→ PROVIDED ENTRIES
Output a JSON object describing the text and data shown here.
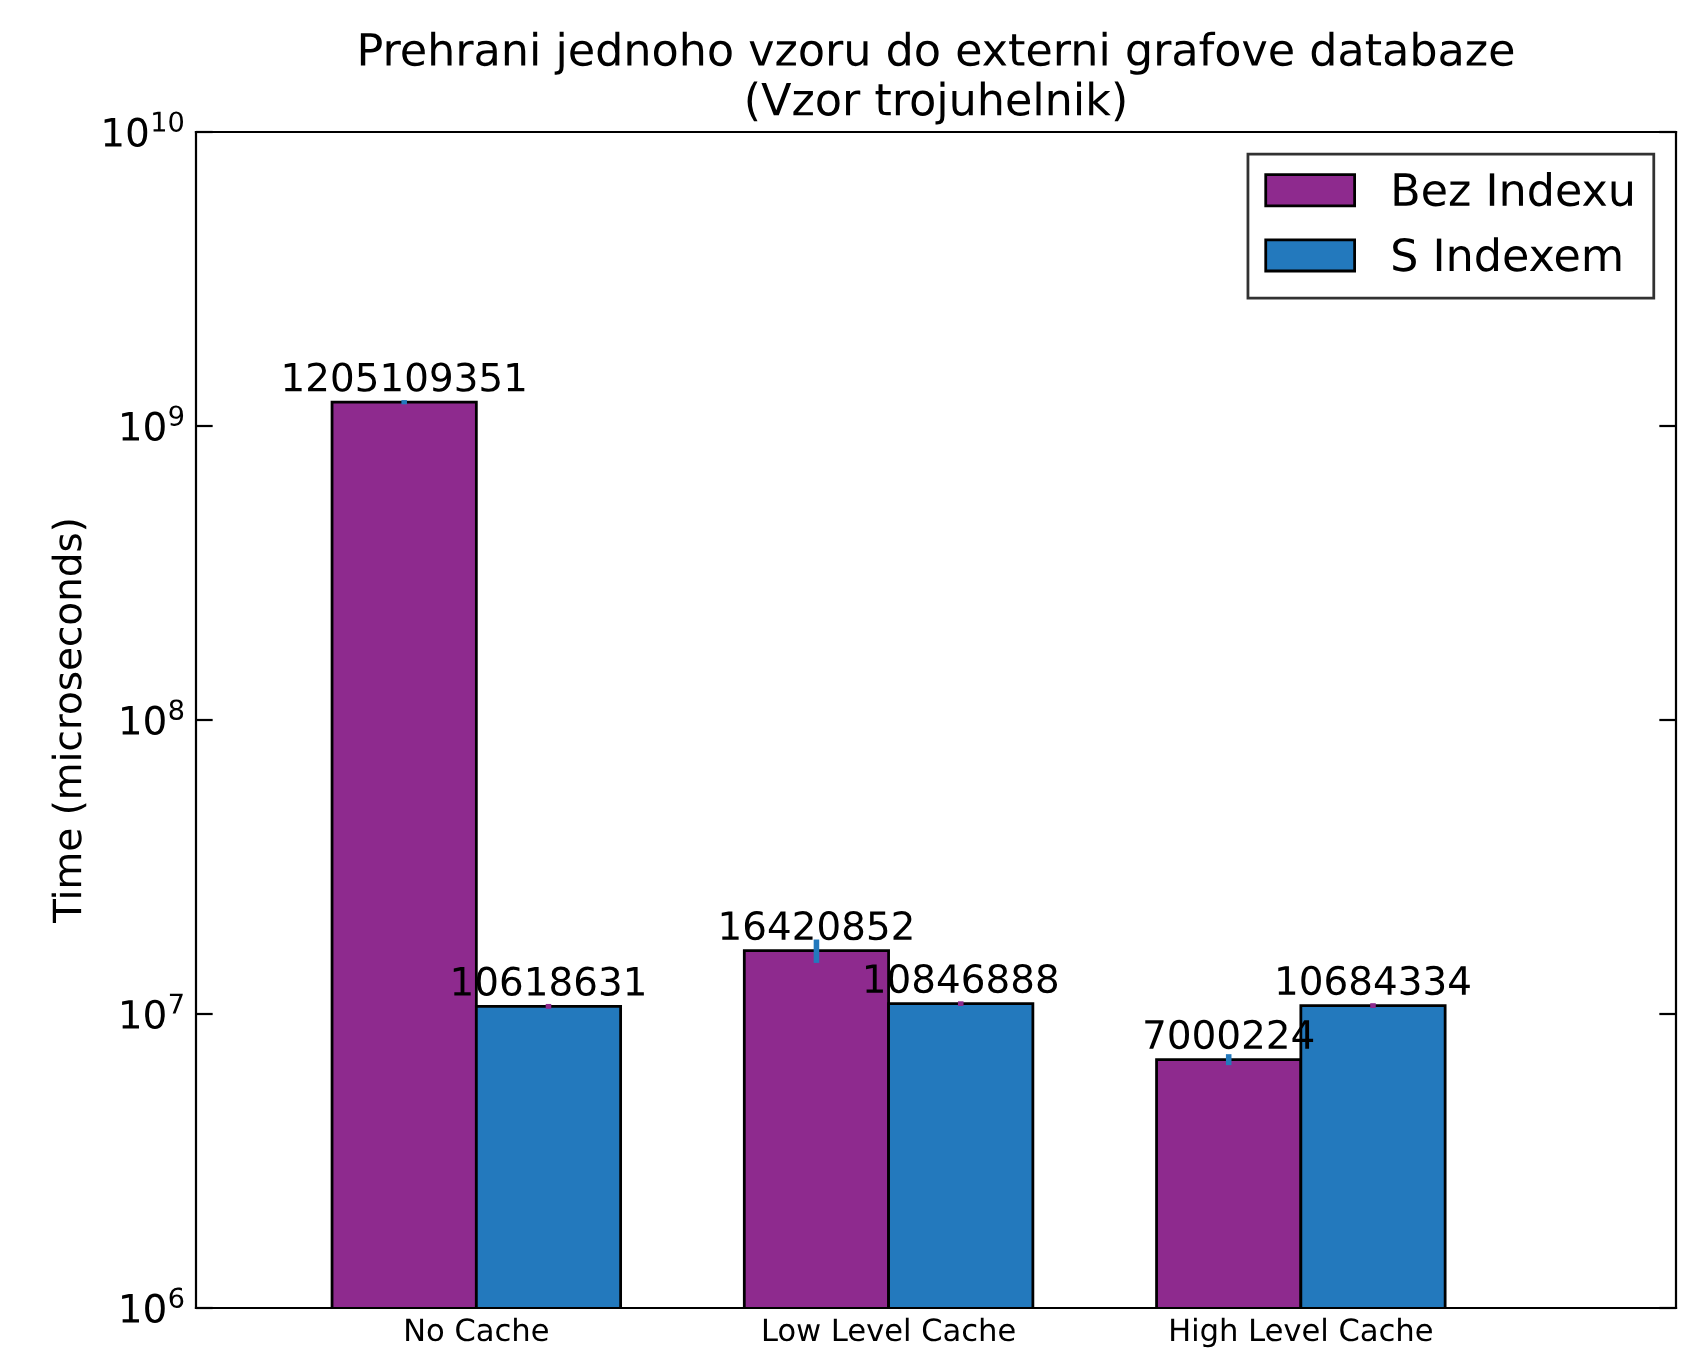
{
  "chart_data": {
    "type": "bar",
    "title": "Prehrani jednoho vzoru do externi grafove databaze\n(Vzor trojuhelnik)",
    "ylabel": "Time (microseconds)",
    "categories": [
      "No Cache",
      "Low Level Cache",
      "High Level Cache"
    ],
    "series": [
      {
        "name": "Bez Indexu",
        "color": "#8e2a8e",
        "values": [
          1205109351,
          16420852,
          7000224
        ],
        "errors": [
          20000000,
          1500000,
          300000
        ]
      },
      {
        "name": "S Indexem",
        "color": "#2379bd",
        "values": [
          10618631,
          10846888,
          10684334
        ],
        "errors": [
          200000,
          200000,
          200000
        ]
      }
    ],
    "log": "y",
    "ylim": [
      1000000,
      10000000000
    ],
    "yticks": [
      {
        "value": 1000000,
        "label": "10$^{6}$"
      },
      {
        "value": 10000000,
        "label": "10$^{7}$"
      },
      {
        "value": 100000000,
        "label": "10$^{8}$"
      },
      {
        "value": 1000000000,
        "label": "10$^{9}$"
      },
      {
        "value": 10000000000,
        "label": "10$^{10}$"
      }
    ],
    "data_labels": true,
    "legend": "top right",
    "grid": false
  }
}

→ WRITTEN REQUEST
Output all the records, word for word, with no pictures in the copy.

→ TASK SOLUTION
Output a JSON object describing the text and data shown here.
{
  "chart_data": {
    "type": "bar",
    "title": "Prehrani jednoho vzoru do externi grafove databaze\n(Vzor trojuhelnik)",
    "ylabel": "Time (microseconds)",
    "categories": [
      "No Cache",
      "Low Level Cache",
      "High Level Cache"
    ],
    "series": [
      {
        "name": "Bez Indexu",
        "color": "#8e2a8e",
        "values": [
          1205109351,
          16420852,
          7000224
        ],
        "errors": [
          20000000,
          1500000,
          300000
        ]
      },
      {
        "name": "S Indexem",
        "color": "#2379bd",
        "values": [
          10618631,
          10846888,
          10684334
        ],
        "errors": [
          200000,
          200000,
          200000
        ]
      }
    ],
    "log": "y",
    "ylim": [
      1000000,
      10000000000
    ],
    "yticks": [
      {
        "value": 1000000,
        "label": "10$^{6}$"
      },
      {
        "value": 10000000,
        "label": "10$^{7}$"
      },
      {
        "value": 100000000,
        "label": "10$^{8}$"
      },
      {
        "value": 1000000000,
        "label": "10$^{9}$"
      },
      {
        "value": 10000000000,
        "label": "10$^{10}$"
      }
    ],
    "data_labels": true,
    "legend": "top right",
    "grid": false
  }
}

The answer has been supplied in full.